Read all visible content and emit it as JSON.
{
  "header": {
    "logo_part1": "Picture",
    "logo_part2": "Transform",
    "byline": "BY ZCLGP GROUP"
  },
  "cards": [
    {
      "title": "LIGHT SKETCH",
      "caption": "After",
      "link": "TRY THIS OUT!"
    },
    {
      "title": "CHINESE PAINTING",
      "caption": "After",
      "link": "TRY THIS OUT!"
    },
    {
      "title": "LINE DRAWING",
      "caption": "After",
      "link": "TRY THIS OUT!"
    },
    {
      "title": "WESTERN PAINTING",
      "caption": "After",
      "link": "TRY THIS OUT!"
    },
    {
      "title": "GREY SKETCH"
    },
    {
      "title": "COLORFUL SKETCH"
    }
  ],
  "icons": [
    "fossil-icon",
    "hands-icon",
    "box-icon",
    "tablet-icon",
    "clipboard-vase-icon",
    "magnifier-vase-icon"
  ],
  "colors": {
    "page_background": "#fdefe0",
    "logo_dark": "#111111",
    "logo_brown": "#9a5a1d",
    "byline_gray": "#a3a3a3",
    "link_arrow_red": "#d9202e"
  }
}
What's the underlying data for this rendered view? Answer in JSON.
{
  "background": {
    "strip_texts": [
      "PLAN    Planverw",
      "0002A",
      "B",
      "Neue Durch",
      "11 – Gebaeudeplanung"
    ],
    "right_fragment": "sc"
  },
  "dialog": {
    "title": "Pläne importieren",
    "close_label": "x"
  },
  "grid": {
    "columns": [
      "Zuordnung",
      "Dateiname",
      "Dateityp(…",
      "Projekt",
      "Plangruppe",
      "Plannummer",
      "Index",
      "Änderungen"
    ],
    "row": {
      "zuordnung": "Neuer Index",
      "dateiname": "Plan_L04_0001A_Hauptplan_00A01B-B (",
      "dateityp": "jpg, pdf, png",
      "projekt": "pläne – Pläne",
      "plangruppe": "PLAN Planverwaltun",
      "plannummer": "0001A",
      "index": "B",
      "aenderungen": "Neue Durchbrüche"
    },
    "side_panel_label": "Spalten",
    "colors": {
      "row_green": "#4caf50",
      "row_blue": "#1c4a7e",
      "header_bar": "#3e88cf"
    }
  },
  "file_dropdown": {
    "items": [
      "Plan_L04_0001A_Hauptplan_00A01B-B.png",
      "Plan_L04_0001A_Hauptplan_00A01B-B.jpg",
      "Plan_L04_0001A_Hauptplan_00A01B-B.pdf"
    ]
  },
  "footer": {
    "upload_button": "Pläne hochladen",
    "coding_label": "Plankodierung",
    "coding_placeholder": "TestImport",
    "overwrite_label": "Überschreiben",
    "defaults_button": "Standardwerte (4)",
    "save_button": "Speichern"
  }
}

....

» **JOB**:
Copy out each record, keeping every word as it is.

» **CORRECT RESULT**:
Read all visible content and emit it as JSON.
{
  "header": {
    "logo_part1": "Picture",
    "logo_part2": "Transform",
    "byline": "BY ZCLGP GROUP"
  },
  "cards": [
    {
      "title": "LIGHT SKETCH",
      "caption": "After",
      "link": "TRY THIS OUT!"
    },
    {
      "title": "CHINESE PAINTING",
      "caption": "After",
      "link": "TRY THIS OUT!"
    },
    {
      "title": "LINE DRAWING",
      "caption": "After",
      "link": "TRY THIS OUT!"
    },
    {
      "title": "WESTERN PAINTING",
      "caption": "After",
      "link": "TRY THIS OUT!"
    },
    {
      "title": "GREY SKETCH"
    },
    {
      "title": "COLORFUL SKETCH"
    }
  ],
  "icons": [
    "fossil-icon",
    "hands-icon",
    "box-icon",
    "tablet-icon",
    "clipboard-vase-icon",
    "magnifier-vase-icon"
  ],
  "colors": {
    "page_background": "#fdefe0",
    "logo_dark": "#111111",
    "logo_brown": "#9a5a1d",
    "byline_gray": "#a3a3a3",
    "link_arrow_red": "#d9202e"
  }
}
What's the underlying data for this rendered view? Answer in JSON.
{
  "background": {
    "strip_texts": [
      "PLAN    Planverw",
      "0002A",
      "B",
      "Neue Durch",
      "11 – Gebaeudeplanung"
    ],
    "right_fragment": "sc"
  },
  "dialog": {
    "title": "Pläne importieren",
    "close_label": "x"
  },
  "grid": {
    "columns": [
      "Zuordnung",
      "Dateiname",
      "Dateityp(…",
      "Projekt",
      "Plangruppe",
      "Plannummer",
      "Index",
      "Änderungen"
    ],
    "row": {
      "zuordnung": "Neuer Index",
      "dateiname": "Plan_L04_0001A_Hauptplan_00A01B-B (",
      "dateityp": "jpg, pdf, png",
      "projekt": "pläne – Pläne",
      "plangruppe": "PLAN Planverwaltun",
      "plannummer": "0001A",
      "index": "B",
      "aenderungen": "Neue Durchbrüche"
    },
    "side_panel_label": "Spalten",
    "colors": {
      "row_green": "#4caf50",
      "row_blue": "#1c4a7e",
      "header_bar": "#3e88cf"
    }
  },
  "file_dropdown": {
    "items": [
      "Plan_L04_0001A_Hauptplan_00A01B-B.png",
      "Plan_L04_0001A_Hauptplan_00A01B-B.jpg",
      "Plan_L04_0001A_Hauptplan_00A01B-B.pdf"
    ]
  },
  "footer": {
    "upload_button": "Pläne hochladen",
    "coding_label": "Plankodierung",
    "coding_placeholder": "TestImport",
    "overwrite_label": "Überschreiben",
    "defaults_button": "Standardwerte (4)",
    "save_button": "Speichern"
  }
}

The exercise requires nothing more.